What needs to be done:
Repeat the records word for word, beginning at the line that has "UI element localization: list" and stopping after the line that has "chart-title: 2020年第二季度夜生活指数TOP10城市 <box>148". Leave the picture out of your answer.

Recorded information:
::::

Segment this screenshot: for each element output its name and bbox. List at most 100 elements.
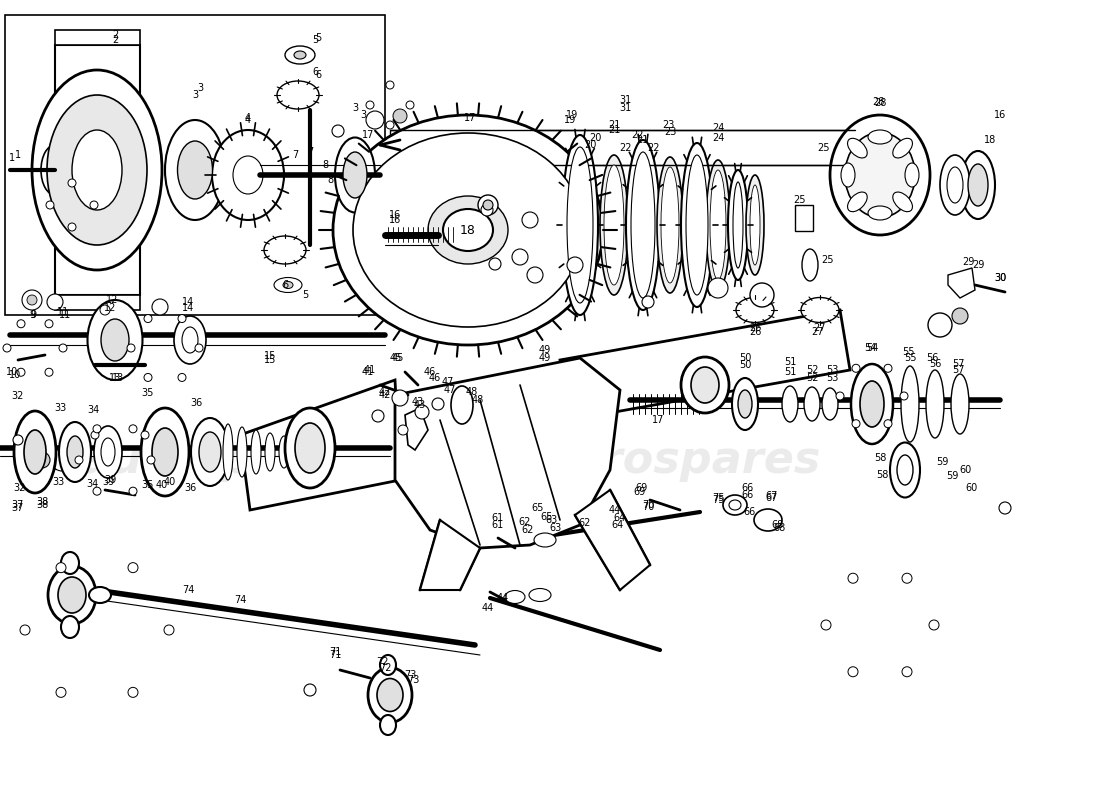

::::

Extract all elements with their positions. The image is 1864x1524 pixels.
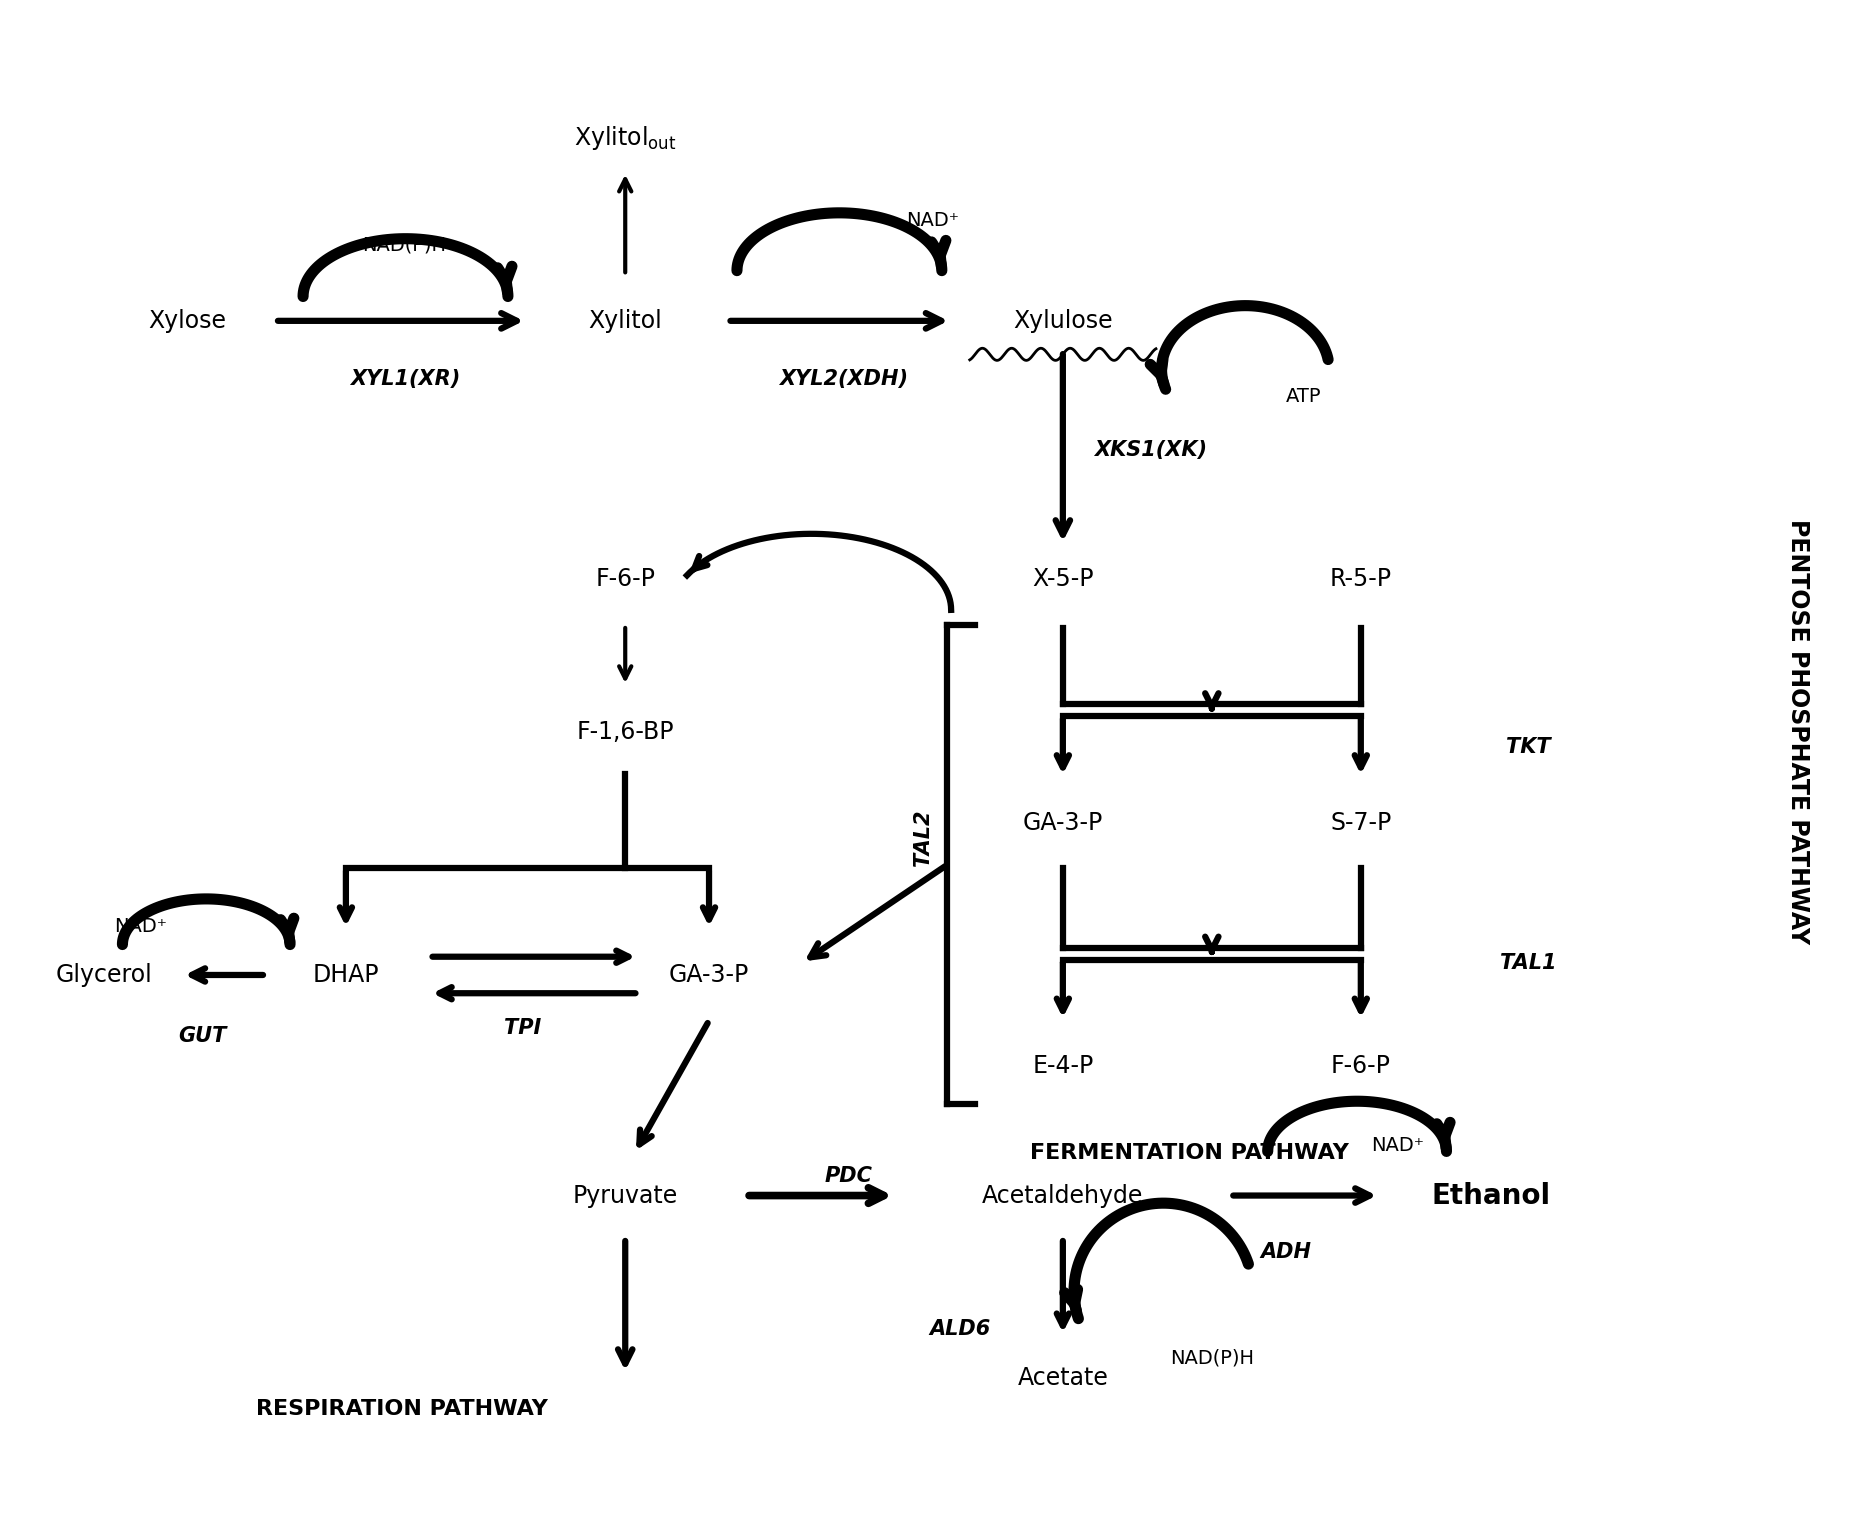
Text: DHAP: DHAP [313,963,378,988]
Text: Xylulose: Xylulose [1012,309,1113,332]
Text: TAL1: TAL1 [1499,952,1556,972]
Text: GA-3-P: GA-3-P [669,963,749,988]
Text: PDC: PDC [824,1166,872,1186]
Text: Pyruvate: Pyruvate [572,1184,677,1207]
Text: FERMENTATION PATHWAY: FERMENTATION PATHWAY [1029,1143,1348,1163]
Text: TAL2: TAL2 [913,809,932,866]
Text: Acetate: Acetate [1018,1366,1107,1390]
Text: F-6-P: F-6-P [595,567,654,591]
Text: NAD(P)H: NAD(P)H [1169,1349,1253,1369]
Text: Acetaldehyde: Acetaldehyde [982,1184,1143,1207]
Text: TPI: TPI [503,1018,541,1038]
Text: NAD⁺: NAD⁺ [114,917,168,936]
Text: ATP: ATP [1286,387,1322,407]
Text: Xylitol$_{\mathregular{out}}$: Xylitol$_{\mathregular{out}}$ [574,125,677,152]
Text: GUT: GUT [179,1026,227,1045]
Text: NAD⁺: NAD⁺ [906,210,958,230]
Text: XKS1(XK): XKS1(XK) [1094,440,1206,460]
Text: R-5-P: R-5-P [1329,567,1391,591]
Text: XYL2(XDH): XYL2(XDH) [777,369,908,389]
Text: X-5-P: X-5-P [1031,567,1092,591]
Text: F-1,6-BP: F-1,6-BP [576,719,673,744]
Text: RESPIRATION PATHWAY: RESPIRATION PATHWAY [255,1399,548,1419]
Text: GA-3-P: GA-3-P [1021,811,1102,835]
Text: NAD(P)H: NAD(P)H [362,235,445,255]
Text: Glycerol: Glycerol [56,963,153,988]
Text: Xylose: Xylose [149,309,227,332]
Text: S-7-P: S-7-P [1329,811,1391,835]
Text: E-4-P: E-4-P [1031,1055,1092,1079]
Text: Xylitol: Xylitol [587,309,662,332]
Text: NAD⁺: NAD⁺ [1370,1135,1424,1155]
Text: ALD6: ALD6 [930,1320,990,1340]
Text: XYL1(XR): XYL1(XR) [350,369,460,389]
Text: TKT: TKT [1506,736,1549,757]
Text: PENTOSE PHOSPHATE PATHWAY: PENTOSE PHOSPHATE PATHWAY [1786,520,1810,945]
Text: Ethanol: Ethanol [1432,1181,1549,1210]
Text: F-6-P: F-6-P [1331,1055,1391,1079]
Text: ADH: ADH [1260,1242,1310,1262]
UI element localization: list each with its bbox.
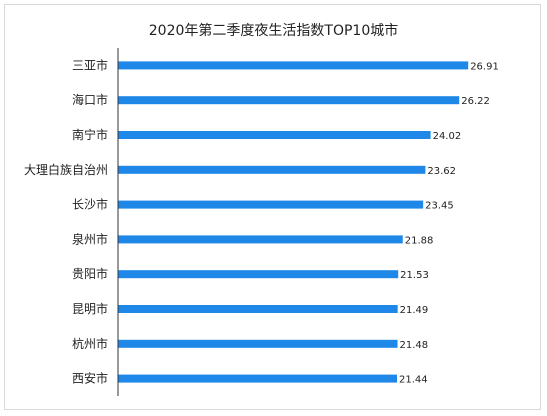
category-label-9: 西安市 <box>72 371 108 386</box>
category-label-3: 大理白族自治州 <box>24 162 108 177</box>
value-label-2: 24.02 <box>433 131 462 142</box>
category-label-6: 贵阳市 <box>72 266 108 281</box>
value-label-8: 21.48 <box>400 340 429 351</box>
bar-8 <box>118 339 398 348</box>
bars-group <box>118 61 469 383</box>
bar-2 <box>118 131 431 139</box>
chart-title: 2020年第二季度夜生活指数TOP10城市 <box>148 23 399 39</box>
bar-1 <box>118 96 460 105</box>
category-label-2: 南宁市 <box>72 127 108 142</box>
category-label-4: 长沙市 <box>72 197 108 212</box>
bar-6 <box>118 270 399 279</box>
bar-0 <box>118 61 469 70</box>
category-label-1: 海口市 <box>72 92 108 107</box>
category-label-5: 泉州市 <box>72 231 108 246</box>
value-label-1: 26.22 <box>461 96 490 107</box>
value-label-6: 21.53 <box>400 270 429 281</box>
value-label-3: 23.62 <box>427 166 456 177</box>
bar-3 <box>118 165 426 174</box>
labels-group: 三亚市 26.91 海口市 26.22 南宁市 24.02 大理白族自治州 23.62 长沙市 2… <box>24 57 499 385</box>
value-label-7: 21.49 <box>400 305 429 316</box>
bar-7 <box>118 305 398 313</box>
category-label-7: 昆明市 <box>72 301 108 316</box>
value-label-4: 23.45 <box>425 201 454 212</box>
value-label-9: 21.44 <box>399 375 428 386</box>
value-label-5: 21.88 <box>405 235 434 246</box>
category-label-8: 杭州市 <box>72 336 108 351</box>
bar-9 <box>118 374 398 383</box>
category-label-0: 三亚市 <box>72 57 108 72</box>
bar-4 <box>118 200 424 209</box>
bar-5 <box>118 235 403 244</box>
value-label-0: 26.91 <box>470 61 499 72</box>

::::

Result of this exercise:
UI element localization: list each with its bbox.
category-label-9: 西安市 <box>72 371 108 386</box>
category-label-3: 大理白族自治州 <box>24 162 108 177</box>
value-label-2: 24.02 <box>433 131 462 142</box>
category-label-6: 贵阳市 <box>72 266 108 281</box>
value-label-8: 21.48 <box>400 340 429 351</box>
bar-8 <box>118 339 398 348</box>
bars-group <box>118 61 469 383</box>
bar-2 <box>118 131 431 139</box>
chart-title: 2020年第二季度夜生活指数TOP10城市 <box>148 23 399 39</box>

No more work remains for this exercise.